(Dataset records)
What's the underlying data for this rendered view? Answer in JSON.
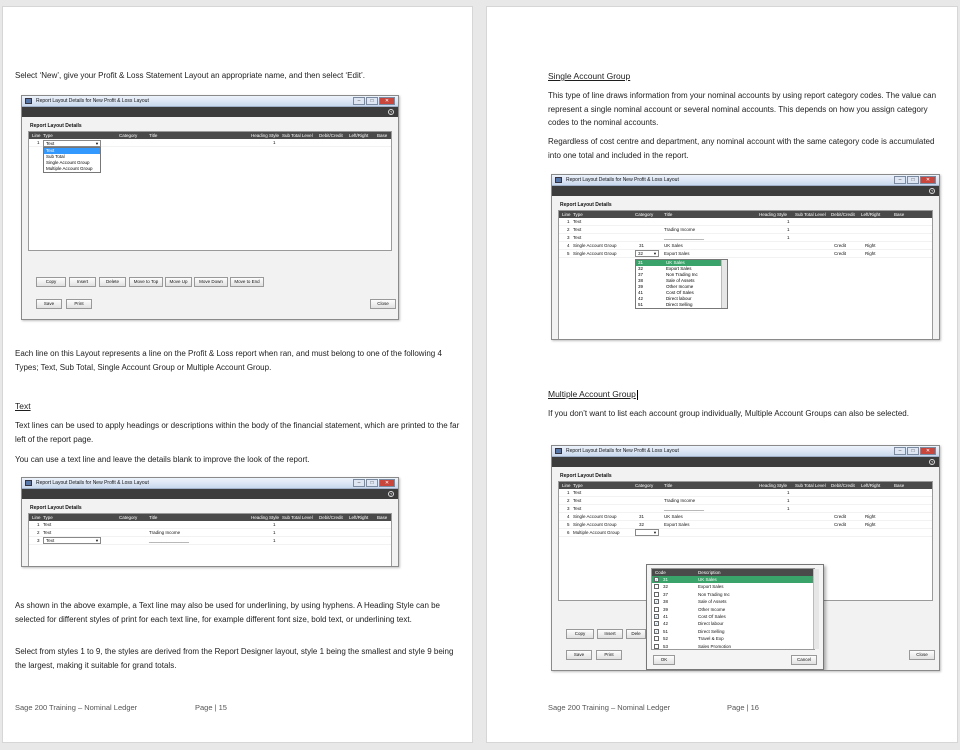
{
  "page1": {
    "intro": "Select ‘New’, give your Profit & Loss Statement Layout an appropriate name, and then select ‘Edit’.",
    "para1": "Each line on this Layout represents a line on the Profit & Loss report when ran, and must belong to one of the following 4 Types; Text, Sub Total, Single Account Group or Multiple Account Group.",
    "text_heading": "Text",
    "text_p1": "Text lines can be used to apply headings or descriptions within the body of the financial statement, which are printed to the far left of the report page.",
    "text_p2": "You can use a text line and leave the details blank to improve the look of the report.",
    "para2": "As shown in the above example, a Text line may also be used for underlining, by using hyphens. A Heading Style can be selected for different styles of print for each text line, for example different font size, bold text, or underlining text.",
    "para3": "Select from styles 1 to 9, the styles are derived from the Report Designer layout, style 1 being the smallest and style 9 being the largest, making it suitable for grand totals.",
    "footer_title": "Sage 200 Training – Nominal Ledger",
    "footer_page": "Page | 15"
  },
  "page2": {
    "single_heading": "Single Account Group",
    "single_p1": "This type of line draws information from your nominal accounts by using report category codes. The value can represent a single nominal account or several nominal accounts. This depends on how you assign category codes to the nominal accounts.",
    "single_p2": "Regardless of cost centre and department, any nominal account with the same category code is accumulated into one total and included in the report.",
    "multi_heading": "Multiple Account Group",
    "multi_p1": "If you don’t want to list each account group individually, Multiple Account Groups can also be selected.",
    "footer_title": "Sage 200 Training – Nominal Ledger",
    "footer_page": "Page | 16"
  },
  "dialog": {
    "window_title": "Report Layout Details for New Profit & Loss Layout",
    "help": "?",
    "section": "Report Layout Details",
    "cols": {
      "line": "Line",
      "type": "Type",
      "category": "Category",
      "title": "Title",
      "heading_style": "Heading Style",
      "sub_total": "Sub Total Level",
      "debit_credit": "Debit/Credit",
      "left_right": "Left/Right",
      "base": "Base"
    },
    "win_min": "–",
    "win_max": "□",
    "win_close": "✕",
    "buttons": {
      "copy": "Copy",
      "insert": "Insert",
      "delete": "Delete",
      "move_top": "Move to Top",
      "move_up": "Move Up",
      "move_down": "Move Down",
      "move_end": "Move to End",
      "save": "Save",
      "print": "Print",
      "close": "Close",
      "ok": "OK",
      "cancel": "Cancel"
    }
  },
  "shot1": {
    "row_line": "1",
    "row_type": "Text",
    "row_style": "1",
    "options": [
      "Text",
      "Sub Total",
      "Single Account Group",
      "Multiple Account Group"
    ]
  },
  "shot2": {
    "rows": [
      {
        "line": "1",
        "type": "Text",
        "category": "",
        "title": "",
        "style": "1"
      },
      {
        "line": "2",
        "type": "Text",
        "category": "",
        "title": "Trading Income",
        "style": "1"
      },
      {
        "line": "3",
        "type": "Text",
        "category": "",
        "title": "________________",
        "style": "1"
      }
    ]
  },
  "shot3": {
    "rows": [
      {
        "line": "1",
        "type": "Text",
        "category": "",
        "title": "",
        "style": "1",
        "dc": "",
        "lr": ""
      },
      {
        "line": "2",
        "type": "Text",
        "category": "",
        "title": "Trading Income",
        "style": "1",
        "dc": "",
        "lr": ""
      },
      {
        "line": "3",
        "type": "Text",
        "category": "",
        "title": "________________",
        "style": "1",
        "dc": "",
        "lr": ""
      },
      {
        "line": "4",
        "type": "Single Account Group",
        "category": "31",
        "title": "UK Sales",
        "style": "",
        "dc": "Credit",
        "lr": "Right"
      },
      {
        "line": "5",
        "type": "Single Account Group",
        "category": "32",
        "title": "Export Sales",
        "style": "",
        "dc": "Credit",
        "lr": "Right"
      }
    ],
    "dropdown": [
      {
        "code": "31",
        "name": "UK Sales"
      },
      {
        "code": "32",
        "name": "Export Sales"
      },
      {
        "code": "37",
        "name": "Non Trading Inc"
      },
      {
        "code": "38",
        "name": "Sale of Assets"
      },
      {
        "code": "39",
        "name": "Other Income"
      },
      {
        "code": "41",
        "name": "Cost Of Sales"
      },
      {
        "code": "42",
        "name": "Direct labour"
      },
      {
        "code": "51",
        "name": "Direct Selling"
      }
    ]
  },
  "shot4": {
    "rows": [
      {
        "line": "1",
        "type": "Text",
        "category": "",
        "title": "",
        "style": "1",
        "dc": "",
        "lr": ""
      },
      {
        "line": "2",
        "type": "Text",
        "category": "",
        "title": "Trading Income",
        "style": "1",
        "dc": "",
        "lr": ""
      },
      {
        "line": "3",
        "type": "Text",
        "category": "",
        "title": "________________",
        "style": "1",
        "dc": "",
        "lr": ""
      },
      {
        "line": "4",
        "type": "Single Account Group",
        "category": "31",
        "title": "UK Sales",
        "style": "",
        "dc": "Credit",
        "lr": "Right"
      },
      {
        "line": "5",
        "type": "Single Account Group",
        "category": "32",
        "title": "Export Sales",
        "style": "",
        "dc": "Credit",
        "lr": "Right"
      },
      {
        "line": "6",
        "type": "Multiple Account Group",
        "category": "",
        "title": "",
        "style": "",
        "dc": "",
        "lr": ""
      }
    ],
    "picker_code": "Code",
    "picker_desc": "Description",
    "picker": [
      {
        "code": "31",
        "name": "UK Sales",
        "checked": true
      },
      {
        "code": "32",
        "name": "Export Sales",
        "checked": false
      },
      {
        "code": "37",
        "name": "Non Trading Inc",
        "checked": false
      },
      {
        "code": "38",
        "name": "Sale of Assets",
        "checked": true
      },
      {
        "code": "39",
        "name": "Other Income",
        "checked": false
      },
      {
        "code": "41",
        "name": "Cost Of Sales",
        "checked": true
      },
      {
        "code": "42",
        "name": "Direct labour",
        "checked": true
      },
      {
        "code": "51",
        "name": "Direct Selling",
        "checked": true
      },
      {
        "code": "52",
        "name": "Travel & Exp",
        "checked": false
      },
      {
        "code": "53",
        "name": "Sales Promotion",
        "checked": false
      }
    ],
    "partial_delete": "Dele"
  }
}
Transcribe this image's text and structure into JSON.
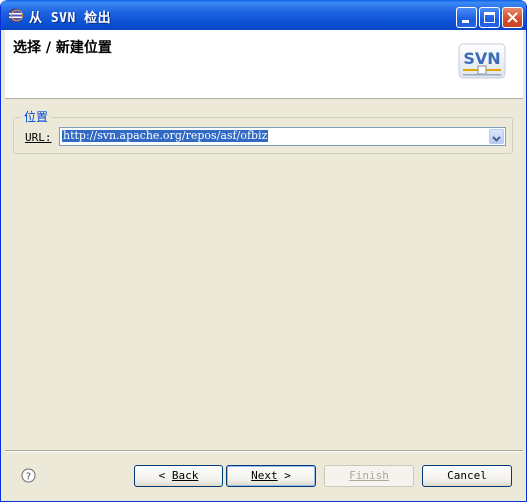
{
  "window": {
    "title": "从 SVN 检出",
    "controls": [
      "minimize-icon",
      "maximize-icon",
      "close-icon"
    ]
  },
  "banner": {
    "title": "选择 / 新建位置",
    "logo_text": "SVN"
  },
  "location_group": {
    "legend": "位置",
    "url_label": "URL:",
    "url_value": "http://svn.apache.org/repos/asf/ofbiz"
  },
  "buttons": {
    "back_arrow": "<",
    "back": "Back",
    "next": "Next",
    "next_arrow": ">",
    "finish": "Finish",
    "cancel": "Cancel"
  },
  "colors": {
    "titlebar": "#0b4fd3",
    "dialog_bg": "#ece9d8",
    "selection": "#316ac5",
    "legend": "#0046d5"
  }
}
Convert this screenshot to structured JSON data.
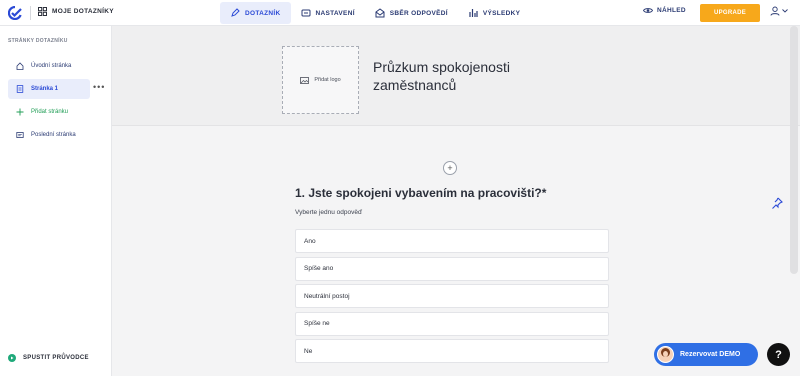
{
  "topbar": {
    "my_surveys": "MOJE DOTAZNÍKY",
    "nav": [
      {
        "label": "DOTAZNÍK",
        "icon": "pencil-icon",
        "active": true
      },
      {
        "label": "NASTAVENÍ",
        "icon": "settings-icon",
        "active": false
      },
      {
        "label": "SBĚR ODPOVĚDÍ",
        "icon": "mail-icon",
        "active": false
      },
      {
        "label": "VÝSLEDKY",
        "icon": "bar-chart-icon",
        "active": false
      }
    ],
    "preview_label": "NÁHLED",
    "upgrade_label": "UPGRADE",
    "accent_color": "#f7a81b"
  },
  "sidebar": {
    "heading": "STRÁNKY DOTAZNÍKU",
    "items": [
      {
        "label": "Úvodní stránka",
        "icon": "home-icon"
      },
      {
        "label": "Stránka 1",
        "icon": "page-icon",
        "active": true
      },
      {
        "label": "Přidat stránku",
        "icon": "plus-icon"
      },
      {
        "label": "Poslední stránka",
        "icon": "flag-icon"
      }
    ],
    "more_label": "•••",
    "guide_label": "SPUSTIT PRŮVODCE"
  },
  "header": {
    "logo_placeholder": "Přidat logo",
    "survey_title": "Průzkum spokojenosti zaměstnanců"
  },
  "question": {
    "title": "1. Jste spokojeni vybavením na pracovišti?*",
    "subtitle": "Vyberte jednu odpověď",
    "options": [
      "Ano",
      "Spíše ano",
      "Neutrální postoj",
      "Spíše ne",
      "Ne"
    ]
  },
  "add_symbol": "+",
  "demo_button": "Rezervovat DEMO",
  "help_button": "?"
}
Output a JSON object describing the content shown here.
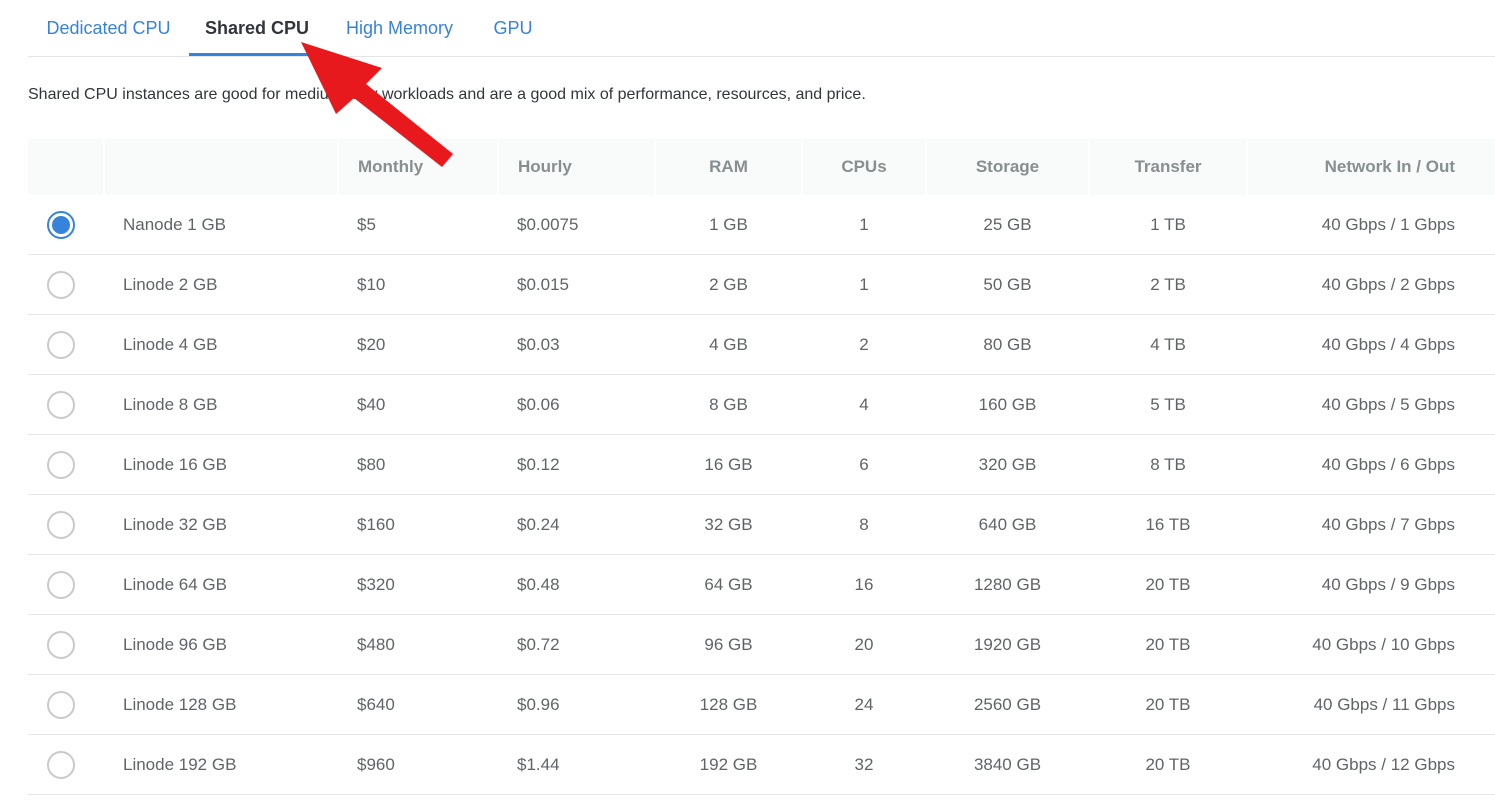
{
  "tabs": [
    {
      "label": "Dedicated CPU",
      "active": false
    },
    {
      "label": "Shared CPU",
      "active": true
    },
    {
      "label": "High Memory",
      "active": false
    },
    {
      "label": "GPU",
      "active": false
    }
  ],
  "description": "Shared CPU instances are good for medium-duty workloads and are a good mix of performance, resources, and price.",
  "table": {
    "headers": [
      "",
      "",
      "Monthly",
      "Hourly",
      "RAM",
      "CPUs",
      "Storage",
      "Transfer",
      "Network In / Out"
    ],
    "rows": [
      {
        "name": "Nanode 1 GB",
        "monthly": "$5",
        "hourly": "$0.0075",
        "ram": "1 GB",
        "cpus": "1",
        "storage": "25 GB",
        "transfer": "1 TB",
        "network": "40 Gbps / 1 Gbps",
        "selected": true
      },
      {
        "name": "Linode 2 GB",
        "monthly": "$10",
        "hourly": "$0.015",
        "ram": "2 GB",
        "cpus": "1",
        "storage": "50 GB",
        "transfer": "2 TB",
        "network": "40 Gbps / 2 Gbps",
        "selected": false
      },
      {
        "name": "Linode 4 GB",
        "monthly": "$20",
        "hourly": "$0.03",
        "ram": "4 GB",
        "cpus": "2",
        "storage": "80 GB",
        "transfer": "4 TB",
        "network": "40 Gbps / 4 Gbps",
        "selected": false
      },
      {
        "name": "Linode 8 GB",
        "monthly": "$40",
        "hourly": "$0.06",
        "ram": "8 GB",
        "cpus": "4",
        "storage": "160 GB",
        "transfer": "5 TB",
        "network": "40 Gbps / 5 Gbps",
        "selected": false
      },
      {
        "name": "Linode 16 GB",
        "monthly": "$80",
        "hourly": "$0.12",
        "ram": "16 GB",
        "cpus": "6",
        "storage": "320 GB",
        "transfer": "8 TB",
        "network": "40 Gbps / 6 Gbps",
        "selected": false
      },
      {
        "name": "Linode 32 GB",
        "monthly": "$160",
        "hourly": "$0.24",
        "ram": "32 GB",
        "cpus": "8",
        "storage": "640 GB",
        "transfer": "16 TB",
        "network": "40 Gbps / 7 Gbps",
        "selected": false
      },
      {
        "name": "Linode 64 GB",
        "monthly": "$320",
        "hourly": "$0.48",
        "ram": "64 GB",
        "cpus": "16",
        "storage": "1280 GB",
        "transfer": "20 TB",
        "network": "40 Gbps / 9 Gbps",
        "selected": false
      },
      {
        "name": "Linode 96 GB",
        "monthly": "$480",
        "hourly": "$0.72",
        "ram": "96 GB",
        "cpus": "20",
        "storage": "1920 GB",
        "transfer": "20 TB",
        "network": "40 Gbps / 10 Gbps",
        "selected": false
      },
      {
        "name": "Linode 128 GB",
        "monthly": "$640",
        "hourly": "$0.96",
        "ram": "128 GB",
        "cpus": "24",
        "storage": "2560 GB",
        "transfer": "20 TB",
        "network": "40 Gbps / 11 Gbps",
        "selected": false
      },
      {
        "name": "Linode 192 GB",
        "monthly": "$960",
        "hourly": "$1.44",
        "ram": "192 GB",
        "cpus": "32",
        "storage": "3840 GB",
        "transfer": "20 TB",
        "network": "40 Gbps / 12 Gbps",
        "selected": false
      }
    ]
  },
  "colors": {
    "accent": "#3683dc",
    "annotation_arrow": "#e8191c"
  },
  "annotation": {
    "icon": "red-arrow-icon"
  }
}
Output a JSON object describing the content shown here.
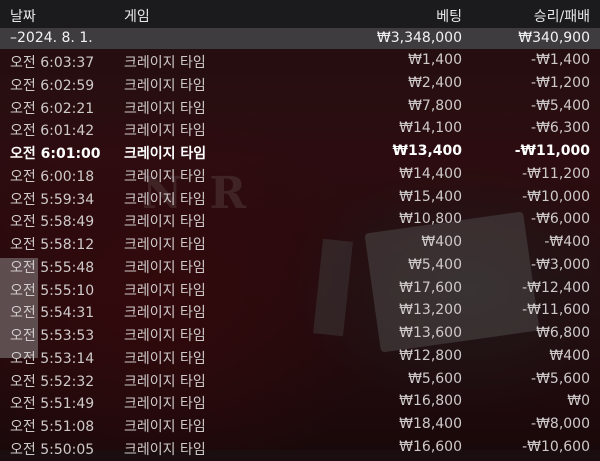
{
  "header": {
    "date_label": "날짜",
    "game_label": "게임",
    "bet_label": "베팅",
    "result_label": "승리/패배"
  },
  "summary": {
    "date": "–2024. 8. 1.",
    "bet": "₩3,348,000",
    "result": "₩340,900"
  },
  "rows": [
    {
      "time": "오전 6:03:37",
      "game": "크레이지 타임",
      "bet": "₩1,400",
      "result": "-₩1,400"
    },
    {
      "time": "오전 6:02:59",
      "game": "크레이지 타임",
      "bet": "₩2,400",
      "result": "-₩1,200"
    },
    {
      "time": "오전 6:02:21",
      "game": "크레이지 타임",
      "bet": "₩7,800",
      "result": "-₩5,400"
    },
    {
      "time": "오전 6:01:42",
      "game": "크레이지 타임",
      "bet": "₩14,100",
      "result": "-₩6,300"
    },
    {
      "time": "오전 6:01:00",
      "game": "크레이지 타임",
      "bet": "₩13,400",
      "result": "-₩11,000"
    },
    {
      "time": "오전 6:00:18",
      "game": "크레이지 타임",
      "bet": "₩14,400",
      "result": "-₩11,200"
    },
    {
      "time": "오전 5:59:34",
      "game": "크레이지 타임",
      "bet": "₩15,400",
      "result": "-₩10,000"
    },
    {
      "time": "오전 5:58:49",
      "game": "크레이지 타임",
      "bet": "₩10,800",
      "result": "-₩6,000"
    },
    {
      "time": "오전 5:58:12",
      "game": "크레이지 타임",
      "bet": "₩400",
      "result": "-₩400"
    },
    {
      "time": "오전 5:55:48",
      "game": "크레이지 타임",
      "bet": "₩5,400",
      "result": "-₩3,000"
    },
    {
      "time": "오전 5:55:10",
      "game": "크레이지 타임",
      "bet": "₩17,600",
      "result": "-₩12,400"
    },
    {
      "time": "오전 5:54:31",
      "game": "크레이지 타임",
      "bet": "₩13,200",
      "result": "-₩11,600"
    },
    {
      "time": "오전 5:53:53",
      "game": "크레이지 타임",
      "bet": "₩13,600",
      "result": "₩6,800"
    },
    {
      "time": "오전 5:53:14",
      "game": "크레이지 타임",
      "bet": "₩12,800",
      "result": "₩400"
    },
    {
      "time": "오전 5:52:32",
      "game": "크레이지 타임",
      "bet": "₩5,600",
      "result": "-₩5,600"
    },
    {
      "time": "오전 5:51:49",
      "game": "크레이지 타임",
      "bet": "₩16,800",
      "result": "₩0"
    },
    {
      "time": "오전 5:51:08",
      "game": "크레이지 타임",
      "bet": "₩18,400",
      "result": "-₩8,000"
    },
    {
      "time": "오전 5:50:05",
      "game": "크레이지 타임",
      "bet": "₩16,600",
      "result": "-₩10,600"
    }
  ]
}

Task:
Examine the listing and say how many of its lines contain the string "Export". Give the number alone.

Written response:
4